◆ **Exercise**: Print exactly, and only, the lines running from the line containing "Enumerate this chart's" through the end of the records below.

[Figure dataset records]
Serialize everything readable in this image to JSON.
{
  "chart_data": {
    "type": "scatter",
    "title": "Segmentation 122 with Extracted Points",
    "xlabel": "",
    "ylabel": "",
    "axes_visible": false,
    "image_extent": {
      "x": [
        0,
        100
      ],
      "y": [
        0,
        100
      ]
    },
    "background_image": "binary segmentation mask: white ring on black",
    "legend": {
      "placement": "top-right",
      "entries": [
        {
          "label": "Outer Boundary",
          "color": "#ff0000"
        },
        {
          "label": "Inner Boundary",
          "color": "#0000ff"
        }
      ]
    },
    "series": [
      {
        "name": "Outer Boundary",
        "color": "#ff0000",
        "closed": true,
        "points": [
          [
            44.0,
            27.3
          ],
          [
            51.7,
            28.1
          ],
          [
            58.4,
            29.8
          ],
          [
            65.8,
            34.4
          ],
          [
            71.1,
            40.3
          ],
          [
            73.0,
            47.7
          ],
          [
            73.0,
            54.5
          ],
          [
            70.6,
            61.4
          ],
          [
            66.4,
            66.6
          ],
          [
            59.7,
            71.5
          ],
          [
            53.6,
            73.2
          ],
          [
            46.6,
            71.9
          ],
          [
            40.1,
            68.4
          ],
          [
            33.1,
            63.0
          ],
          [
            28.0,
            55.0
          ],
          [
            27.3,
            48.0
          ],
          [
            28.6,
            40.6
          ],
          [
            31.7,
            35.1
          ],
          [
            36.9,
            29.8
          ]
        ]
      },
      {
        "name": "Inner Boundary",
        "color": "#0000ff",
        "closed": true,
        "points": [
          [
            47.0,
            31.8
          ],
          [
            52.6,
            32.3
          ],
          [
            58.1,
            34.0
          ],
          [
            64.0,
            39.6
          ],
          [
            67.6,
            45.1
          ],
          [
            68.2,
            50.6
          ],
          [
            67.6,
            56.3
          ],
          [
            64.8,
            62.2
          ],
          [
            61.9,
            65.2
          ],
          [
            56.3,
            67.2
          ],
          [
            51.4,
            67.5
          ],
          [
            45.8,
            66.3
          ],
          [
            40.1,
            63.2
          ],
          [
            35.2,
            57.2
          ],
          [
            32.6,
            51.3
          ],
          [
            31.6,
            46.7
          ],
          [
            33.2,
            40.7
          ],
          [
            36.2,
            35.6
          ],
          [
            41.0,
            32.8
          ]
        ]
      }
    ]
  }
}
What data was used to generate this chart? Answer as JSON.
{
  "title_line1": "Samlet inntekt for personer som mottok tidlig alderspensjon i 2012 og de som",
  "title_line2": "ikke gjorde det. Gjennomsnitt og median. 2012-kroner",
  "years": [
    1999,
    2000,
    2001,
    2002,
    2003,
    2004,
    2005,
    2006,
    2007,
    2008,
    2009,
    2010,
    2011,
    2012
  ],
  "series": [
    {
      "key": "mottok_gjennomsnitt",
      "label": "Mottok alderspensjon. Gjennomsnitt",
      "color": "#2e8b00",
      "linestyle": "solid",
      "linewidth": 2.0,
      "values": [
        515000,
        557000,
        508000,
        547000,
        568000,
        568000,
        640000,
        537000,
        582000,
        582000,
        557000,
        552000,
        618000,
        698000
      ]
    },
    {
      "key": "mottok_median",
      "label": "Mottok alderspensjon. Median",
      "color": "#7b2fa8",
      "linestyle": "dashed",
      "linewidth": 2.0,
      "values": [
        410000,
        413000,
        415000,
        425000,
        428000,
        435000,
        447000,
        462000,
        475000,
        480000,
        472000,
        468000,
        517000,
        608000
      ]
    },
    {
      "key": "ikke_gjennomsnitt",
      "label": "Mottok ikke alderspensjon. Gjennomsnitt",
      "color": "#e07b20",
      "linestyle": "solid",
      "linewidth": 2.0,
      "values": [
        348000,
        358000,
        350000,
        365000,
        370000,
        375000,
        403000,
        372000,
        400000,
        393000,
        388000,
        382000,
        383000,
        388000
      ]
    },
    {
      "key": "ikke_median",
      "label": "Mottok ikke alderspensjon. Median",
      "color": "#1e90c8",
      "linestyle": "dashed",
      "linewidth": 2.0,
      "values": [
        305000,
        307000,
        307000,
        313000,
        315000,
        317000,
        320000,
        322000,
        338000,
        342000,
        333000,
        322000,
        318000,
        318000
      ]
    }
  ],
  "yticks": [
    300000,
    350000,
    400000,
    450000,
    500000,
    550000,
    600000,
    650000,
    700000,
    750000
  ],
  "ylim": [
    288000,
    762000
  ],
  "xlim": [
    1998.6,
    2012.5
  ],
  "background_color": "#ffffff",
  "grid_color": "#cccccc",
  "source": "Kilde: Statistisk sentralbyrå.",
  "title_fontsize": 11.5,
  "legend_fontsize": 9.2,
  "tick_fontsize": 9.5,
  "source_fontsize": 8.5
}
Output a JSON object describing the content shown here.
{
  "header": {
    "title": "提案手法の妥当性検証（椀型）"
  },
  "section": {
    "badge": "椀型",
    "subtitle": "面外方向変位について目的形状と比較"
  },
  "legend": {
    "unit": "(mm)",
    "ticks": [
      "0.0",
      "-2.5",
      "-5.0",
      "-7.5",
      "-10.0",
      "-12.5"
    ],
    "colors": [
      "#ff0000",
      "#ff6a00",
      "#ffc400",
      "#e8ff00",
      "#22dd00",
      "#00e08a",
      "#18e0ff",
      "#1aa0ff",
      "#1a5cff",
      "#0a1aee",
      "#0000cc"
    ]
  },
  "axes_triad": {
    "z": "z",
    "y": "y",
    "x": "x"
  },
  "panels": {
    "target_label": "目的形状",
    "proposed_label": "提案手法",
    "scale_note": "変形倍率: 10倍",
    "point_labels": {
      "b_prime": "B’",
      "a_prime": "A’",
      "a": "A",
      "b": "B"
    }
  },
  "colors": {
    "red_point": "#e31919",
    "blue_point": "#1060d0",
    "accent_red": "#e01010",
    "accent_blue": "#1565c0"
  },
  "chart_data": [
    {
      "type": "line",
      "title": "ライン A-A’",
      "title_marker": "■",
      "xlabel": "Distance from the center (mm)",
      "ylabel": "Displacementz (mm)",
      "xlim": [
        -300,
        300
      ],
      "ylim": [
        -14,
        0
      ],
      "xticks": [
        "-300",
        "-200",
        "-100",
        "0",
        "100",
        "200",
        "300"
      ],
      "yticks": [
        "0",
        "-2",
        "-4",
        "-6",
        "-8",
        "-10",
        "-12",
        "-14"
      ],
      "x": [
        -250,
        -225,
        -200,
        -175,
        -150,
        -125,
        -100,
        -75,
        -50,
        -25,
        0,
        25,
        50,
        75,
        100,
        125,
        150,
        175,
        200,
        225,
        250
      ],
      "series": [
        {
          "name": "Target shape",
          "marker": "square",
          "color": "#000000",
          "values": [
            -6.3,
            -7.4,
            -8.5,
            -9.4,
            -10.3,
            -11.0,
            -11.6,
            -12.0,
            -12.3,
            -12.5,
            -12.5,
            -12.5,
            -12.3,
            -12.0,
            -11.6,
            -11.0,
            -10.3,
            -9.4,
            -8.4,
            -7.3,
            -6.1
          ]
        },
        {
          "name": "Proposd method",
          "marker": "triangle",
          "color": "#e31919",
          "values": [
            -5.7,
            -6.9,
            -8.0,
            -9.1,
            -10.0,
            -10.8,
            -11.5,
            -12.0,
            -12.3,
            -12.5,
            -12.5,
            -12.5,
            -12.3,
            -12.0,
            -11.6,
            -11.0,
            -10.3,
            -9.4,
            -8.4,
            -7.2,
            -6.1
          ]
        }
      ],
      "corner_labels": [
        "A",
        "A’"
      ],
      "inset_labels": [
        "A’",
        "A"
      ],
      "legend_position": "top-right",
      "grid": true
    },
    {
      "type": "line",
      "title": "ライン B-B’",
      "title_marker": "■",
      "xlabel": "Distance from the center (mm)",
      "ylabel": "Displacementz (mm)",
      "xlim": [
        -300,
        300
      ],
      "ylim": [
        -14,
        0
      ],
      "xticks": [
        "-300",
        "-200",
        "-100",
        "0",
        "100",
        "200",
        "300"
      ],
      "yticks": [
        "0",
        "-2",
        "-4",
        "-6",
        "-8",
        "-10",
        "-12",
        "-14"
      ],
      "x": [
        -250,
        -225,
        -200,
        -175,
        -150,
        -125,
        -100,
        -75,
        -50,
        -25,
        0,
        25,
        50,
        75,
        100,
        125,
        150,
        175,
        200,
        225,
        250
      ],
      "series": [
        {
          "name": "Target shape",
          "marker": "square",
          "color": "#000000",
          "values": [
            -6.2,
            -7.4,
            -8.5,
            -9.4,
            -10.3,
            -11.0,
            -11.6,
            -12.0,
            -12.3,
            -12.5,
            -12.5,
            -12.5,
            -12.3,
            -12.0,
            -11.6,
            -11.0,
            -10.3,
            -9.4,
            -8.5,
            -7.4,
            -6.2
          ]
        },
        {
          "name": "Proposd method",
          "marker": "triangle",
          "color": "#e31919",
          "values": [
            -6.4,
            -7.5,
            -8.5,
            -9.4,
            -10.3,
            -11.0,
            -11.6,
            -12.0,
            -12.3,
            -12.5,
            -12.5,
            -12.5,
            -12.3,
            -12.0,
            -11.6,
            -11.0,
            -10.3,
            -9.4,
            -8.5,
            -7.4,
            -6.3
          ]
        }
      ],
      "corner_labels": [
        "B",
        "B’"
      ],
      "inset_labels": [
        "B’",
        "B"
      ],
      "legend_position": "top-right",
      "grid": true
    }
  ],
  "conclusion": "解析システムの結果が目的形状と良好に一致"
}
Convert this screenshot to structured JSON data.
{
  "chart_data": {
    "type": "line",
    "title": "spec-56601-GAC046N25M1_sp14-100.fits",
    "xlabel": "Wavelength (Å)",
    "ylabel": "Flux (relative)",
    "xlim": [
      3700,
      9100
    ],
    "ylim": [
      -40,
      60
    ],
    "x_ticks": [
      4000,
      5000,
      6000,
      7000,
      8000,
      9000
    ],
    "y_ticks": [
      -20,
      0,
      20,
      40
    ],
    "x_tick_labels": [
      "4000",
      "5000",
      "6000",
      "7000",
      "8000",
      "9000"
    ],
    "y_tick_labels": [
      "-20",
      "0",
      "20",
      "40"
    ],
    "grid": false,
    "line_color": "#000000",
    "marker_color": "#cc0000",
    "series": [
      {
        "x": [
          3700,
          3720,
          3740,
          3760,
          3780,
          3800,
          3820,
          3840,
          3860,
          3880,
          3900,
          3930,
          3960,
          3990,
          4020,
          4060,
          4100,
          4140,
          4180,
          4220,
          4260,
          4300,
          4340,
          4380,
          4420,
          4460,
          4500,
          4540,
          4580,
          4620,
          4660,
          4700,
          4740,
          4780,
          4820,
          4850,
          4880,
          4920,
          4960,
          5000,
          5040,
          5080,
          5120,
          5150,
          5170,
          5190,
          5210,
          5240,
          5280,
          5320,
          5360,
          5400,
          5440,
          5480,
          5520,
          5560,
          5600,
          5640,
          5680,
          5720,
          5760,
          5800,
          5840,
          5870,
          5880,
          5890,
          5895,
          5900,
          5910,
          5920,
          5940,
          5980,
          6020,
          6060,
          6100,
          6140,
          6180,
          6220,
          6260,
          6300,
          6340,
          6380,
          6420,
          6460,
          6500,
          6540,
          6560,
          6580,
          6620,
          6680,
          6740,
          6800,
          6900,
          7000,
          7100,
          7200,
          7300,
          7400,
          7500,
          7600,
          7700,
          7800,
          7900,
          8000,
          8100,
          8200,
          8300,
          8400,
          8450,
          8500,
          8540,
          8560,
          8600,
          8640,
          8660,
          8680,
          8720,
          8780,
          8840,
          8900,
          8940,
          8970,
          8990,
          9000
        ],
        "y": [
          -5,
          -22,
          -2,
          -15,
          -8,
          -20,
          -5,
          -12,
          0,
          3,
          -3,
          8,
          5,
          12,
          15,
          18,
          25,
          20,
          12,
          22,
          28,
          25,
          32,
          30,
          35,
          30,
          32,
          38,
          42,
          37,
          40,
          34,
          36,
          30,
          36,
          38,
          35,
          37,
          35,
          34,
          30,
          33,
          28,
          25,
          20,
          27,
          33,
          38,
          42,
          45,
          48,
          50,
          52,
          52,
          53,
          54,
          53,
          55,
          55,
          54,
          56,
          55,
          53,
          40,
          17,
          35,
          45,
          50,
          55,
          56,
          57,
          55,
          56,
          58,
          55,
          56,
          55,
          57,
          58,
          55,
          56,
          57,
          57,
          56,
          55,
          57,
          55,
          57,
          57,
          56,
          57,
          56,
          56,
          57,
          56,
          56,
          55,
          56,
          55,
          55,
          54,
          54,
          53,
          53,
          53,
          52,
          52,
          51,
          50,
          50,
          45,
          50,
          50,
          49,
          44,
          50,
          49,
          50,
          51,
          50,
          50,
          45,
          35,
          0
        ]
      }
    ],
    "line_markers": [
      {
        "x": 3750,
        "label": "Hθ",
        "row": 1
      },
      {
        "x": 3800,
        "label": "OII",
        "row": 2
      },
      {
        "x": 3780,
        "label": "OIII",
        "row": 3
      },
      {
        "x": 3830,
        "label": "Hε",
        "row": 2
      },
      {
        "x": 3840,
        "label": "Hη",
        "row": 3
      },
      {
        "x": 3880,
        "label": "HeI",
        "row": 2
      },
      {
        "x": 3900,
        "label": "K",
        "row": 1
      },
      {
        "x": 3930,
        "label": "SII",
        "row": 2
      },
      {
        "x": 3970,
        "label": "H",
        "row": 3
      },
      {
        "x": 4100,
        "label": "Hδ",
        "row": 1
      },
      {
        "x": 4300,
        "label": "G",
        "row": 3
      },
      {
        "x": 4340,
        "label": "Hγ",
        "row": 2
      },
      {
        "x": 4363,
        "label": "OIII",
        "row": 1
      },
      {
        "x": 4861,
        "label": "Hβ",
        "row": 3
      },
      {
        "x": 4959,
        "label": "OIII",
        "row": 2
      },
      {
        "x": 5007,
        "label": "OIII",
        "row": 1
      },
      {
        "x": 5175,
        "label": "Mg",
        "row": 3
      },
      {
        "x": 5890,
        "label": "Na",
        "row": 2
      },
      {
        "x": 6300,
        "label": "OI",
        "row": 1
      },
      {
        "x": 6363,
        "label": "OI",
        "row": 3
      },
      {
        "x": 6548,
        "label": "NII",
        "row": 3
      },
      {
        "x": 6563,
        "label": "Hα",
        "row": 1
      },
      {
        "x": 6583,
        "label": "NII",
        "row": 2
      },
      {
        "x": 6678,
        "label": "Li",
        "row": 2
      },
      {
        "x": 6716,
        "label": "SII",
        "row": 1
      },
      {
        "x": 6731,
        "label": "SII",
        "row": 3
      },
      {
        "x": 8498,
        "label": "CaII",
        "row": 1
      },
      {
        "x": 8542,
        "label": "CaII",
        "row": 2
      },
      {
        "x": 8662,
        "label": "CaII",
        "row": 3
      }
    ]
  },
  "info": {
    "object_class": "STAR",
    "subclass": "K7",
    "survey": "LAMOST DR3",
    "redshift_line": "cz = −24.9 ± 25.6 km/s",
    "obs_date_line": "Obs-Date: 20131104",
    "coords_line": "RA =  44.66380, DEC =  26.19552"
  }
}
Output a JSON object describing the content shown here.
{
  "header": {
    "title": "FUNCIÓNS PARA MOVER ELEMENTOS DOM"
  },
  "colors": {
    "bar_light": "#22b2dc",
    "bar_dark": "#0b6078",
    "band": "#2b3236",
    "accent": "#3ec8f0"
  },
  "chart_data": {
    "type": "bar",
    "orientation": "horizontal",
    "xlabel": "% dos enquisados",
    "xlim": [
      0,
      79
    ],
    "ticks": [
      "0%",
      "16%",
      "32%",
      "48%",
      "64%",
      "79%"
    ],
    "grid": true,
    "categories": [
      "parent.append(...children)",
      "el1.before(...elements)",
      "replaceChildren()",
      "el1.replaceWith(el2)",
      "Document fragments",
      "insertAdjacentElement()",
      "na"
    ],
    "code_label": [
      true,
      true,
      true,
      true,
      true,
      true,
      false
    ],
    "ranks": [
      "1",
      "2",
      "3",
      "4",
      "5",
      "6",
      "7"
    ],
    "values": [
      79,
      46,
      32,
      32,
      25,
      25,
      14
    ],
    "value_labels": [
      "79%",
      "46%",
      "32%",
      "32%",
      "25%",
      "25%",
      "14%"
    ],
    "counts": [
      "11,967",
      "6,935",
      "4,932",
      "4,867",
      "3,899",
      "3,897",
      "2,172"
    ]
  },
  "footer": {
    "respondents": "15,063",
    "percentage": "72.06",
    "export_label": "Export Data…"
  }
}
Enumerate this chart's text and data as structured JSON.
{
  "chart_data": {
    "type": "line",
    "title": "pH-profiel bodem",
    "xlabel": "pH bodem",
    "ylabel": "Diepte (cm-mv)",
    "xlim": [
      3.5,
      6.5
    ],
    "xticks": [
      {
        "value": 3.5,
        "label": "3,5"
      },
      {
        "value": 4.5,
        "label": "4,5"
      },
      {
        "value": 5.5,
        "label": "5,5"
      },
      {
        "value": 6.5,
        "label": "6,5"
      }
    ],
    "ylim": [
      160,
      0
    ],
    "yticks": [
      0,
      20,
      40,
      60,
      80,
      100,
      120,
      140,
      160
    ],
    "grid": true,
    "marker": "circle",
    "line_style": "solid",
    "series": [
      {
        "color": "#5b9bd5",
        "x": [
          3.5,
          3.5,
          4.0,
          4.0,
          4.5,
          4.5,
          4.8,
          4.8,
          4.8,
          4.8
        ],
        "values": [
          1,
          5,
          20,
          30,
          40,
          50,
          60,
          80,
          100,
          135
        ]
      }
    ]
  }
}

◆ **Answer to the task**:
Enumerate this chart's text and data as structured JSON.
{
  "chart_data": {
    "type": "line",
    "title": "pH-profiel bodem",
    "xlabel": "pH bodem",
    "ylabel": "Diepte (cm-mv)",
    "xlim": [
      3.5,
      6.5
    ],
    "xticks": [
      {
        "value": 3.5,
        "label": "3,5"
      },
      {
        "value": 4.5,
        "label": "4,5"
      },
      {
        "value": 5.5,
        "label": "5,5"
      },
      {
        "value": 6.5,
        "label": "6,5"
      }
    ],
    "ylim": [
      160,
      0
    ],
    "yticks": [
      0,
      20,
      40,
      60,
      80,
      100,
      120,
      140,
      160
    ],
    "grid": true,
    "marker": "circle",
    "line_style": "solid",
    "series": [
      {
        "color": "#5b9bd5",
        "x": [
          3.5,
          3.5,
          4.0,
          4.0,
          4.5,
          4.5,
          4.8,
          4.8,
          4.8,
          4.8
        ],
        "values": [
          1,
          5,
          20,
          30,
          40,
          50,
          60,
          80,
          100,
          135
        ]
      }
    ]
  }
}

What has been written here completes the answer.